— begin Rows —
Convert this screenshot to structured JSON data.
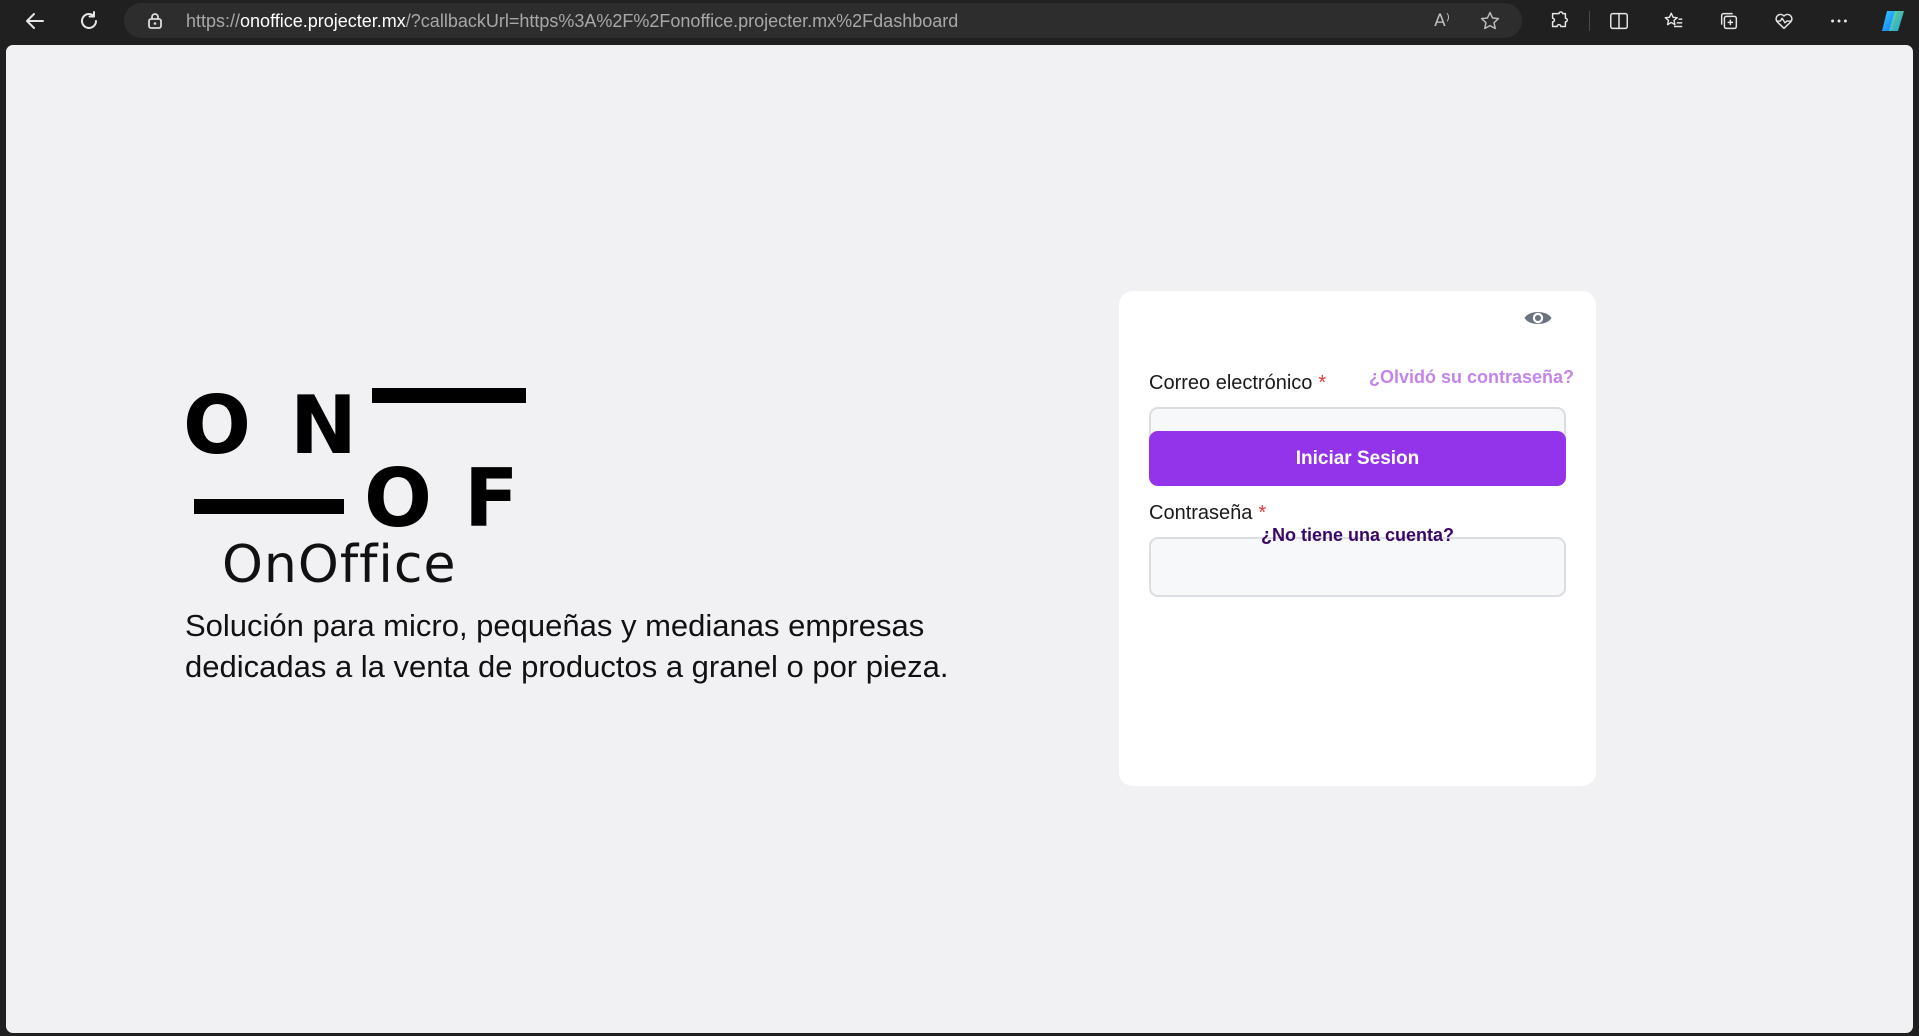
{
  "browser": {
    "url_scheme": "https://",
    "url_host": "onoffice.projecter.mx",
    "url_rest": "/?callbackUrl=https%3A%2F%2Fonoffice.projecter.mx%2Fdashboard",
    "read_aloud_glyph": "A⁾"
  },
  "hero": {
    "logo_letters": [
      "O",
      "N",
      "O",
      "F"
    ],
    "brand_name": "OnOffice",
    "tagline_line1": "Solución para micro, pequeñas y medianas empresas",
    "tagline_line2": "dedicadas a la venta de productos a granel o por pieza."
  },
  "login": {
    "email_label": "Correo electrónico",
    "email_value": "",
    "password_label": "Contraseña",
    "password_value": "",
    "required_mark": "*",
    "forgot_link": "¿Olvidó su contraseña?",
    "submit_label": "Iniciar Sesion",
    "signup_link": "¿No tiene una cuenta?"
  },
  "colors": {
    "accent": "#9333ea",
    "forgot_link": "#c485ea",
    "signup_link": "#3b0764",
    "required": "#e53939",
    "page_background": "#f1f1f4"
  },
  "icons": {
    "back": "back-arrow-icon",
    "refresh": "refresh-icon",
    "lock": "lock-icon",
    "read_aloud": "read-aloud-icon",
    "favorite": "star-icon",
    "extensions": "puzzle-icon",
    "split_screen": "split-screen-icon",
    "favorites": "favorites-icon",
    "collections": "collections-icon",
    "health": "heart-pulse-icon",
    "more": "more-icon",
    "copilot": "copilot-icon",
    "show_password": "eye-icon"
  }
}
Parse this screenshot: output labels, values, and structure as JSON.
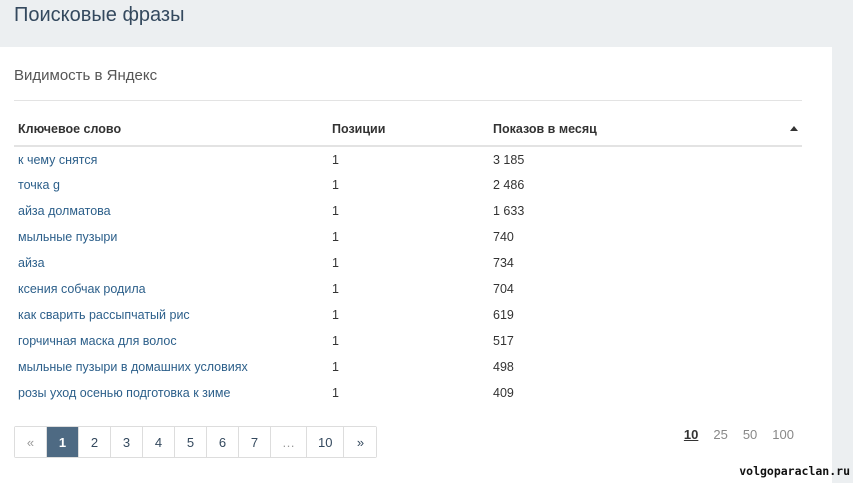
{
  "page": {
    "title": "Поисковые фразы"
  },
  "card": {
    "title": "Видимость в Яндекс"
  },
  "table": {
    "headers": [
      "Ключевое слово",
      "Позиции",
      "Показов в месяц"
    ],
    "sort": {
      "column": "Показов в месяц",
      "direction": "ascending-indicator"
    },
    "rows": [
      {
        "keyword": "к чему снятся",
        "position": "1",
        "views": "3 185"
      },
      {
        "keyword": "точка g",
        "position": "1",
        "views": "2 486"
      },
      {
        "keyword": "айза долматова",
        "position": "1",
        "views": "1 633"
      },
      {
        "keyword": "мыльные пузыри",
        "position": "1",
        "views": "740"
      },
      {
        "keyword": "айза",
        "position": "1",
        "views": "734"
      },
      {
        "keyword": "ксения собчак родила",
        "position": "1",
        "views": "704"
      },
      {
        "keyword": "как сварить рассыпчатый рис",
        "position": "1",
        "views": "619"
      },
      {
        "keyword": "горчичная маска для волос",
        "position": "1",
        "views": "517"
      },
      {
        "keyword": "мыльные пузыри в домашних условиях",
        "position": "1",
        "views": "498"
      },
      {
        "keyword": "розы уход осенью подготовка к зиме",
        "position": "1",
        "views": "409"
      }
    ]
  },
  "pagination": {
    "prev": "«",
    "pages": [
      "1",
      "2",
      "3",
      "4",
      "5",
      "6",
      "7",
      "…",
      "10"
    ],
    "next": "»",
    "current": "1"
  },
  "page_size": {
    "options": [
      "10",
      "25",
      "50",
      "100"
    ],
    "selected": "10"
  },
  "watermark": "volgoparaclan.ru",
  "colors": {
    "background": "#eceff1",
    "card": "#ffffff",
    "title": "#34495e",
    "link": "#2c5f8a",
    "active_page": "#4e6a83"
  }
}
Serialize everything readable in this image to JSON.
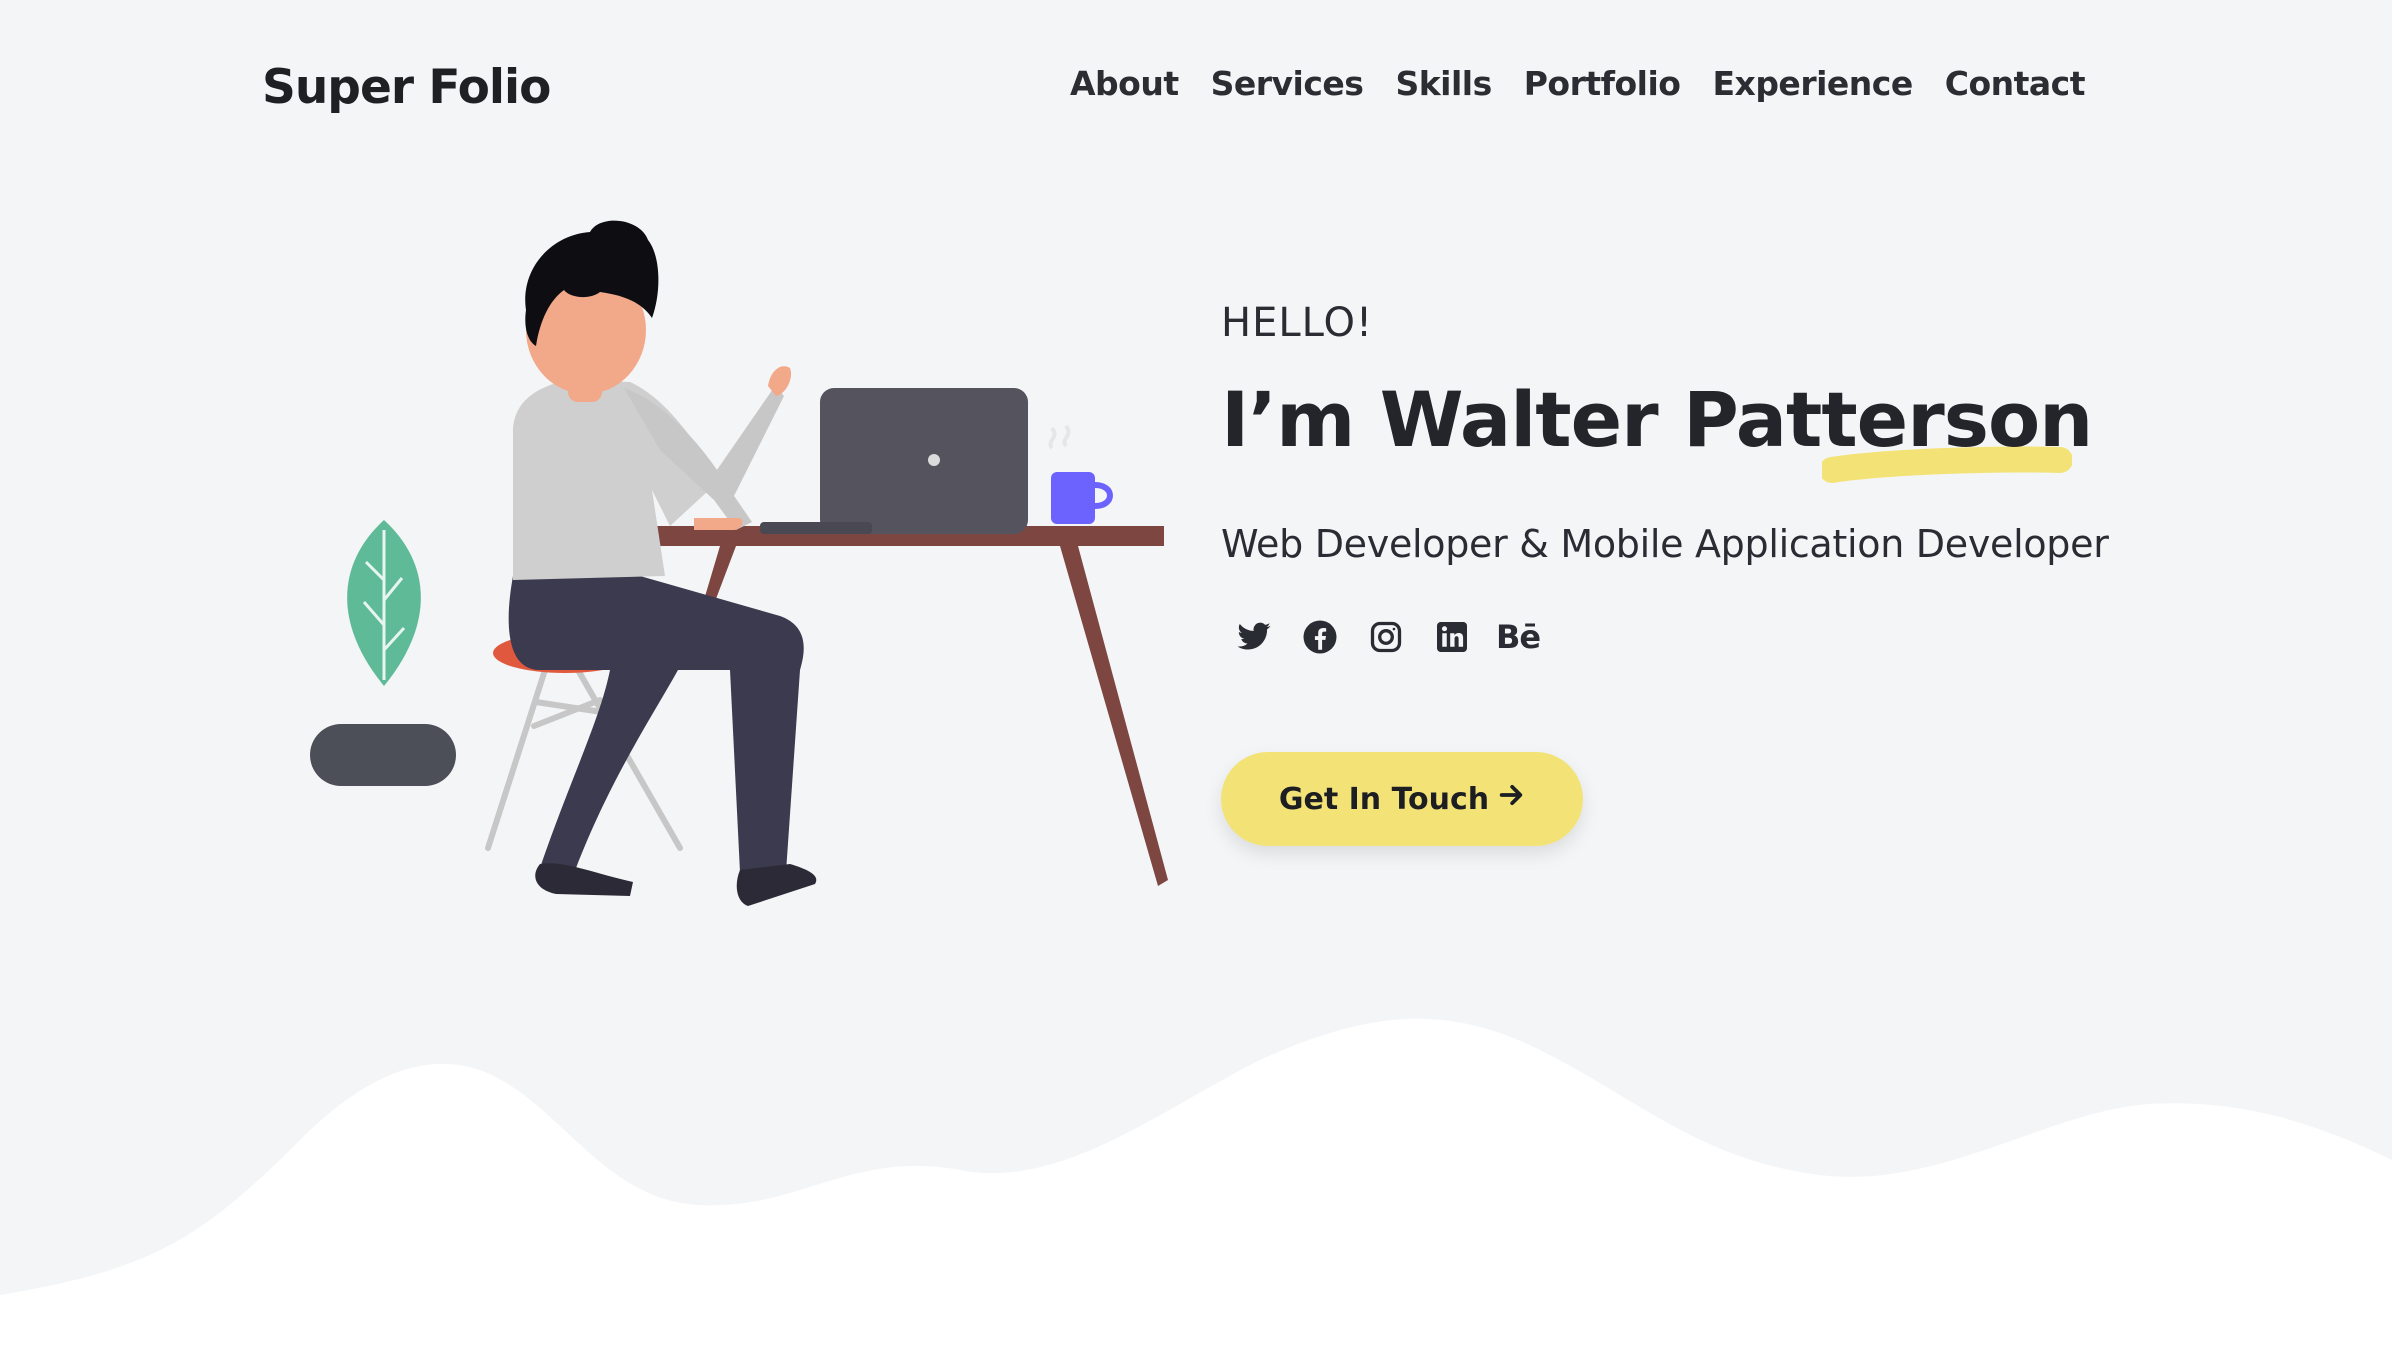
{
  "header": {
    "brand": "Super Folio",
    "nav": [
      "About",
      "Services",
      "Skills",
      "Portfolio",
      "Experience",
      "Contact"
    ]
  },
  "hero": {
    "greeting": "HELLO!",
    "name": "I’m Walter Patterson",
    "role": "Web Developer & Mobile Application Developer",
    "socials": [
      {
        "name": "twitter",
        "icon": "twitter-icon"
      },
      {
        "name": "facebook",
        "icon": "facebook-icon"
      },
      {
        "name": "instagram",
        "icon": "instagram-icon"
      },
      {
        "name": "linkedin",
        "icon": "linkedin-icon"
      },
      {
        "name": "behance",
        "icon": "behance-icon",
        "text": "Bē"
      }
    ],
    "cta_label": "Get In Touch",
    "cta_icon": "arrow-right-icon"
  },
  "colors": {
    "background": "#f4f5f7",
    "accent_yellow": "#f3e377",
    "text_dark": "#23252b",
    "mug": "#6c63ff",
    "desk": "#7e4641",
    "plant": "#5fba98"
  }
}
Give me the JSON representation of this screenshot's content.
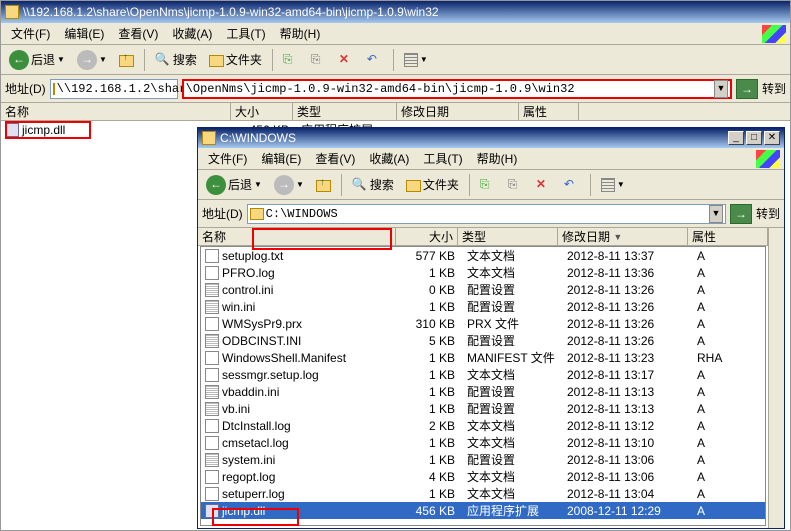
{
  "outer": {
    "title": "\\\\192.168.1.2\\share\\OpenNms\\jicmp-1.0.9-win32-amd64-bin\\jicmp-1.0.9\\win32",
    "menus": [
      "文件(F)",
      "编辑(E)",
      "查看(V)",
      "收藏(A)",
      "工具(T)",
      "帮助(H)"
    ],
    "back": "后退",
    "search": "搜索",
    "folders": "文件夹",
    "addr_label": "地址(D)",
    "addr_prefix": "\\\\192.168.1.2\\shar",
    "addr_box": "\\OpenNms\\jicmp-1.0.9-win32-amd64-bin\\jicmp-1.0.9\\win32",
    "go": "转到",
    "cols": {
      "name": "名称",
      "size": "大小",
      "type": "类型",
      "date": "修改日期",
      "attr": "属性"
    },
    "file": {
      "name": "jicmp.dll",
      "size": "456 KB",
      "type": "应用程序扩展"
    }
  },
  "inner": {
    "title": "C:\\WINDOWS",
    "menus": [
      "文件(F)",
      "编辑(E)",
      "查看(V)",
      "收藏(A)",
      "工具(T)",
      "帮助(H)"
    ],
    "back": "后退",
    "search": "搜索",
    "folders": "文件夹",
    "addr_label": "地址(D)",
    "addr_value": "C:\\WINDOWS",
    "go": "转到",
    "cols": {
      "name": "名称",
      "size": "大小",
      "type": "类型",
      "date": "修改日期",
      "sort": "▼",
      "attr": "属性"
    },
    "rows": [
      {
        "n": "setuplog.txt",
        "s": "577 KB",
        "t": "文本文档",
        "d": "2012-8-11 13:37",
        "a": "A",
        "ic": "txt"
      },
      {
        "n": "PFRO.log",
        "s": "1 KB",
        "t": "文本文档",
        "d": "2012-8-11 13:36",
        "a": "A",
        "ic": "txt"
      },
      {
        "n": "control.ini",
        "s": "0 KB",
        "t": "配置设置",
        "d": "2012-8-11 13:26",
        "a": "A",
        "ic": "ini"
      },
      {
        "n": "win.ini",
        "s": "1 KB",
        "t": "配置设置",
        "d": "2012-8-11 13:26",
        "a": "A",
        "ic": "ini"
      },
      {
        "n": "WMSysPr9.prx",
        "s": "310 KB",
        "t": "PRX 文件",
        "d": "2012-8-11 13:26",
        "a": "A",
        "ic": "txt"
      },
      {
        "n": "ODBCINST.INI",
        "s": "5 KB",
        "t": "配置设置",
        "d": "2012-8-11 13:26",
        "a": "A",
        "ic": "ini"
      },
      {
        "n": "WindowsShell.Manifest",
        "s": "1 KB",
        "t": "MANIFEST 文件",
        "d": "2012-8-11 13:23",
        "a": "RHA",
        "ic": "txt"
      },
      {
        "n": "sessmgr.setup.log",
        "s": "1 KB",
        "t": "文本文档",
        "d": "2012-8-11 13:17",
        "a": "A",
        "ic": "txt"
      },
      {
        "n": "vbaddin.ini",
        "s": "1 KB",
        "t": "配置设置",
        "d": "2012-8-11 13:13",
        "a": "A",
        "ic": "ini"
      },
      {
        "n": "vb.ini",
        "s": "1 KB",
        "t": "配置设置",
        "d": "2012-8-11 13:13",
        "a": "A",
        "ic": "ini"
      },
      {
        "n": "DtcInstall.log",
        "s": "2 KB",
        "t": "文本文档",
        "d": "2012-8-11 13:12",
        "a": "A",
        "ic": "txt"
      },
      {
        "n": "cmsetacl.log",
        "s": "1 KB",
        "t": "文本文档",
        "d": "2012-8-11 13:10",
        "a": "A",
        "ic": "txt"
      },
      {
        "n": "system.ini",
        "s": "1 KB",
        "t": "配置设置",
        "d": "2012-8-11 13:06",
        "a": "A",
        "ic": "ini"
      },
      {
        "n": "regopt.log",
        "s": "4 KB",
        "t": "文本文档",
        "d": "2012-8-11 13:06",
        "a": "A",
        "ic": "txt"
      },
      {
        "n": "setuperr.log",
        "s": "1 KB",
        "t": "文本文档",
        "d": "2012-8-11 13:04",
        "a": "A",
        "ic": "txt"
      },
      {
        "n": "jicmp.dll",
        "s": "456 KB",
        "t": "应用程序扩展",
        "d": "2008-12-11 12:29",
        "a": "A",
        "ic": "dll",
        "sel": true
      }
    ]
  }
}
— end Rows —
Written request: The answer is a single number: how many lines include the word "views"?

Expected output: 10